[[ EXTRACT open ]]
It isn’t just about believing God, and Mohammed being his prophet, I think I would need a total personality overhaul.
For example yesterday I was out in a maxi dress, cardigan and hijab. Perfectly acceptable by most Muslim standards, until that is I rolled my sleeves up. It was an automatic thing, I felt hot, I do it all the time. When I realised I put them back down, but not because of any horror that people saw my arms, I couldn’t have cared less, they are just arms in my mind, but because of this “experiment”. Will I ever feel any shame for showing strangers that part of me? Do I think for a second women should feel such shame? No, it seems such a strange concept for me. I just don’t get it.

musims view on magic mike

If that’s wrong I don’t want to be right

Days before I started this month I saw Magic Mike, a film about male strippers. I also read 50 Shades of Grey, and I want to see Ted, a film about a vulgar teddy, I love Family Guy. I’m not a PG type person. Is a good Muslim girl allowed to see/read such things? Ok, 50 Shades was awful, but that’s not the point, do you have to change who you are when you become religious, or will only certain people ever follow “restricting” religions, because they already believe in the principles?
[[ EXTRACT closed ]]
TASK DIRECTIONS: Continue the blog post about the writer's month-long experiment with Muslim life, picking up after its last sentence. None of the entries are needed for this.
[[ SUPPLIED INFORMATION open ]]
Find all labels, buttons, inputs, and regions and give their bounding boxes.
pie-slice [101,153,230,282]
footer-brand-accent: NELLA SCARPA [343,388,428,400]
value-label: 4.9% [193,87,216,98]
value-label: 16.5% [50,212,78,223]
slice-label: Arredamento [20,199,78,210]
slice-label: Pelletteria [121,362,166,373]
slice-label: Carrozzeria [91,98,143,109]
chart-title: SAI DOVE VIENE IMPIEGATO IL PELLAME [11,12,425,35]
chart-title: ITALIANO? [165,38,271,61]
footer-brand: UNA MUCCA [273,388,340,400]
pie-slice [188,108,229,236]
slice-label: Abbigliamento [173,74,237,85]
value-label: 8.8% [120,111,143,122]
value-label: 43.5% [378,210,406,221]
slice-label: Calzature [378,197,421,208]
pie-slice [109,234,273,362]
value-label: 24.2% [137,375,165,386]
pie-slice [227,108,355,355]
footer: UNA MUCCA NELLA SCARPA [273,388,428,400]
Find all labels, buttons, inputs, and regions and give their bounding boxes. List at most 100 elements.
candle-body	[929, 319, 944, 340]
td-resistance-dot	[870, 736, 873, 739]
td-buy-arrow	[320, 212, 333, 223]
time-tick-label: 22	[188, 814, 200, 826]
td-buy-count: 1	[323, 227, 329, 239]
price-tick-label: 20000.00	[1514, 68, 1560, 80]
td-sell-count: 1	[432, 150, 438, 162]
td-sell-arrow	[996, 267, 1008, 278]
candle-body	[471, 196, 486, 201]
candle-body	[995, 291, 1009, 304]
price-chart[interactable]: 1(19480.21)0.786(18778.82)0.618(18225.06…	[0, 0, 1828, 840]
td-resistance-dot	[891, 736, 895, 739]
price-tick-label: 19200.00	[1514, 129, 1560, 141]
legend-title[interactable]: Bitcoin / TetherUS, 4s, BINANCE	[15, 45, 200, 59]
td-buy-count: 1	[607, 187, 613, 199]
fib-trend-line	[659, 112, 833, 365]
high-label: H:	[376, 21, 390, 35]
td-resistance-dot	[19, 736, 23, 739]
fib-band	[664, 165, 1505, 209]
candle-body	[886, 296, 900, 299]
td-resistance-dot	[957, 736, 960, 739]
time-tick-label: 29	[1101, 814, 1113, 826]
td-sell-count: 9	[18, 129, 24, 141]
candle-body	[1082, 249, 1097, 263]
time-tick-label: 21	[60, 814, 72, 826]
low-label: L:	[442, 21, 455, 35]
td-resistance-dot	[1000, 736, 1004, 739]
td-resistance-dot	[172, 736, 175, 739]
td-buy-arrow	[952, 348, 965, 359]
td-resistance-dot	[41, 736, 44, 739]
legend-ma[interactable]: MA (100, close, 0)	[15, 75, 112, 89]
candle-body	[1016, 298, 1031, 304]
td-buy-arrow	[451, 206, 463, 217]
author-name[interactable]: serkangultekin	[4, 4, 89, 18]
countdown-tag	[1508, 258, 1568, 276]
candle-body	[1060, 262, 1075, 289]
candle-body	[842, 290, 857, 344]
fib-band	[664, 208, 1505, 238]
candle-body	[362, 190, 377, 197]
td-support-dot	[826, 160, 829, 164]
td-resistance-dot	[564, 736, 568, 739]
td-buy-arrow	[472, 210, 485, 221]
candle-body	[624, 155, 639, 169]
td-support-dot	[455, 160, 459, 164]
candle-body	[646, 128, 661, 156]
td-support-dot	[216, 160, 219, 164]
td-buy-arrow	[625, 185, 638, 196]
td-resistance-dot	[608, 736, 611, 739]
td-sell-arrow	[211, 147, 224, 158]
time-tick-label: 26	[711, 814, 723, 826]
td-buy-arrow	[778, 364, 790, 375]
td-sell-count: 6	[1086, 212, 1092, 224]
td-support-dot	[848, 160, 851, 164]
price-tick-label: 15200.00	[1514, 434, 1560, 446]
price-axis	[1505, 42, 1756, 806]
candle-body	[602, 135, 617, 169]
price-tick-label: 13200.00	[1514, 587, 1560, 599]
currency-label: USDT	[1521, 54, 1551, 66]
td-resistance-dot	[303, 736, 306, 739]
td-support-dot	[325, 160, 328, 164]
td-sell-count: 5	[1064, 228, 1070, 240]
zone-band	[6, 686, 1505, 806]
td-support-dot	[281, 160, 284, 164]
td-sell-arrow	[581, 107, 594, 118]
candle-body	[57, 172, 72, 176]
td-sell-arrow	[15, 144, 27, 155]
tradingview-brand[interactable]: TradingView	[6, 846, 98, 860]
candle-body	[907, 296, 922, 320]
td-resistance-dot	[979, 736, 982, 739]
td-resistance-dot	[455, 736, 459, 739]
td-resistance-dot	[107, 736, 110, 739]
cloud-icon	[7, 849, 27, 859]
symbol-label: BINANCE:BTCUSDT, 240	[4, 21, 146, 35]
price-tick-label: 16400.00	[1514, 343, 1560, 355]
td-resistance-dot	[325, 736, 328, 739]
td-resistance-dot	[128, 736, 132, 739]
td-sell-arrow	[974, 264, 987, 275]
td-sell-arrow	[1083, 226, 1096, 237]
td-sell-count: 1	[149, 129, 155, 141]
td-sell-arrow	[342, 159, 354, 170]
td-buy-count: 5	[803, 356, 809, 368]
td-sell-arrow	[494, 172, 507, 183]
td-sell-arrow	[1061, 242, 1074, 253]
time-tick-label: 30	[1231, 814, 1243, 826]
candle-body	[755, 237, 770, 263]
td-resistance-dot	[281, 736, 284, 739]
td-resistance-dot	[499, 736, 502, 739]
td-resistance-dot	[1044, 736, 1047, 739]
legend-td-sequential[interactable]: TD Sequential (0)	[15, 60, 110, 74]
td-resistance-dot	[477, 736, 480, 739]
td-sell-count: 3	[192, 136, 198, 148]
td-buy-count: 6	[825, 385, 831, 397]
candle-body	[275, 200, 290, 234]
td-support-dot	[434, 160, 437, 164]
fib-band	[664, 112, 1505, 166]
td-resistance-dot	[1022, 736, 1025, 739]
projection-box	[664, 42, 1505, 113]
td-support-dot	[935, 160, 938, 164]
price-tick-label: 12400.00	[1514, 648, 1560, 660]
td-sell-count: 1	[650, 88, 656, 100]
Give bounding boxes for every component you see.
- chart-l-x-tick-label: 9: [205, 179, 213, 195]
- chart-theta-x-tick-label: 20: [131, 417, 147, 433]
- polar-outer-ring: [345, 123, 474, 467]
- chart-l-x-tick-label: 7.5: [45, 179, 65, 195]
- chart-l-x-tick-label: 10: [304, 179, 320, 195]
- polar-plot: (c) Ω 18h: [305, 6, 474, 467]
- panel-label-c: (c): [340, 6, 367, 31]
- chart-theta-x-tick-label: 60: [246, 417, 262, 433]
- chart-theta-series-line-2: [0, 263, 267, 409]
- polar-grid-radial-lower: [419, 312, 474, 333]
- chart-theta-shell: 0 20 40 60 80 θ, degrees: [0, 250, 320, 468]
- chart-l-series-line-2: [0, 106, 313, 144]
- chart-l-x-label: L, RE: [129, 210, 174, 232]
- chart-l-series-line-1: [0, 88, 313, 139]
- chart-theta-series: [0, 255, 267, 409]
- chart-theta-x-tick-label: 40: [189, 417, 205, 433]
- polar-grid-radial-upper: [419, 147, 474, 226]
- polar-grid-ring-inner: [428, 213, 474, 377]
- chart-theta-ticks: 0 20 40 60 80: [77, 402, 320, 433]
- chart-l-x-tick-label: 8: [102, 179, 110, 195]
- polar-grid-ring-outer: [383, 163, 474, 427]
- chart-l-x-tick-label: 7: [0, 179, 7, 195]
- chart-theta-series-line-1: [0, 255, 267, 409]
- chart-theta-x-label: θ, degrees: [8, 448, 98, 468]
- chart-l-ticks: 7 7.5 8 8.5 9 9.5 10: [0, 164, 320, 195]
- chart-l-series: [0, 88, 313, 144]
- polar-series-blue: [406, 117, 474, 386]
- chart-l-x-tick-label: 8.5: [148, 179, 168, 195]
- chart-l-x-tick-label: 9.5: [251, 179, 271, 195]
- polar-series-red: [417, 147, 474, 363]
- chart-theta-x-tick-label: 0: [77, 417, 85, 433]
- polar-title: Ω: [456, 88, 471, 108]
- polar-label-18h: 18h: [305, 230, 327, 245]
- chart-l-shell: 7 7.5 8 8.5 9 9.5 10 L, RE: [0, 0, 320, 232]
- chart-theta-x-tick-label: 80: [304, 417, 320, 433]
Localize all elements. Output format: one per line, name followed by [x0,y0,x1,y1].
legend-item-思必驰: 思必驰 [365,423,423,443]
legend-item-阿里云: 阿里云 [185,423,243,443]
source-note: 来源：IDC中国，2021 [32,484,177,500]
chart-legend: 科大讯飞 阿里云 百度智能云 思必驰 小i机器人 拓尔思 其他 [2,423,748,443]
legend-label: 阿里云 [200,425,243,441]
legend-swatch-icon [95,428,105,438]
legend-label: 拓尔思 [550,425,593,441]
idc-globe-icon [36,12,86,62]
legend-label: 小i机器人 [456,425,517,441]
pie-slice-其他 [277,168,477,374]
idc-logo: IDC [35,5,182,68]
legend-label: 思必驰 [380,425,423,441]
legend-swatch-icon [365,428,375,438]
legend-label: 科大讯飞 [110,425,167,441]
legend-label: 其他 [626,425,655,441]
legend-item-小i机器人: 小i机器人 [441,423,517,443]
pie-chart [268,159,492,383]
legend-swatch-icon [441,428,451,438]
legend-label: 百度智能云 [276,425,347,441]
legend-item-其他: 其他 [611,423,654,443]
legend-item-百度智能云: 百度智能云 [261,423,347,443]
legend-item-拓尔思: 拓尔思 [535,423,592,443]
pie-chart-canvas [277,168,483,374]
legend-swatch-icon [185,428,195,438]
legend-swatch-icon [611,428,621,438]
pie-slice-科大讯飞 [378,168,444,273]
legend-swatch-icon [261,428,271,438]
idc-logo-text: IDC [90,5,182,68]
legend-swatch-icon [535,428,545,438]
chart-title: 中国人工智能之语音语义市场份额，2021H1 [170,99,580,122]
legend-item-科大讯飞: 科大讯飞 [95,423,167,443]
[[ SUPPLIED INFORMATION closed ]]
ANSWER BOX:
I’m not a bad girl by English standards. I’ve never been in trouble with the law, never done drugs, don’t smoke, never been in a fight. I’m not Mother Teresa, I’m not evil spawned either, I’m an average 26 year old woman. Up to this point I’m pretty much OK with my interests and humour, but if I converted to Islam, would I suddenly not be allowed to laugh at certain jokes? Not allowed to see certain films and TV programmes? Will I really be “me”?
I wonder if this is why many converts change their name, despite not needing to, to represent a complete new them. I’m not sure I’m comfortable with that, I’m not even sure if it’s possible.

Rubbish book, but is it sinful?


At work I will often have a break in the staff room with just one or more male co-workers. Probably not allowed for the pious. Also working with people aged mainly 18-23, I hear the crudest of the crude things, and laugh. It is an involuntary action that I don’t believe I would ever be able to change. I also had a baby outside wedlock, my parents had grandchildren before they married, and my brother’s girlfriend is due their first in Sept, are we supposed to feel like sinners?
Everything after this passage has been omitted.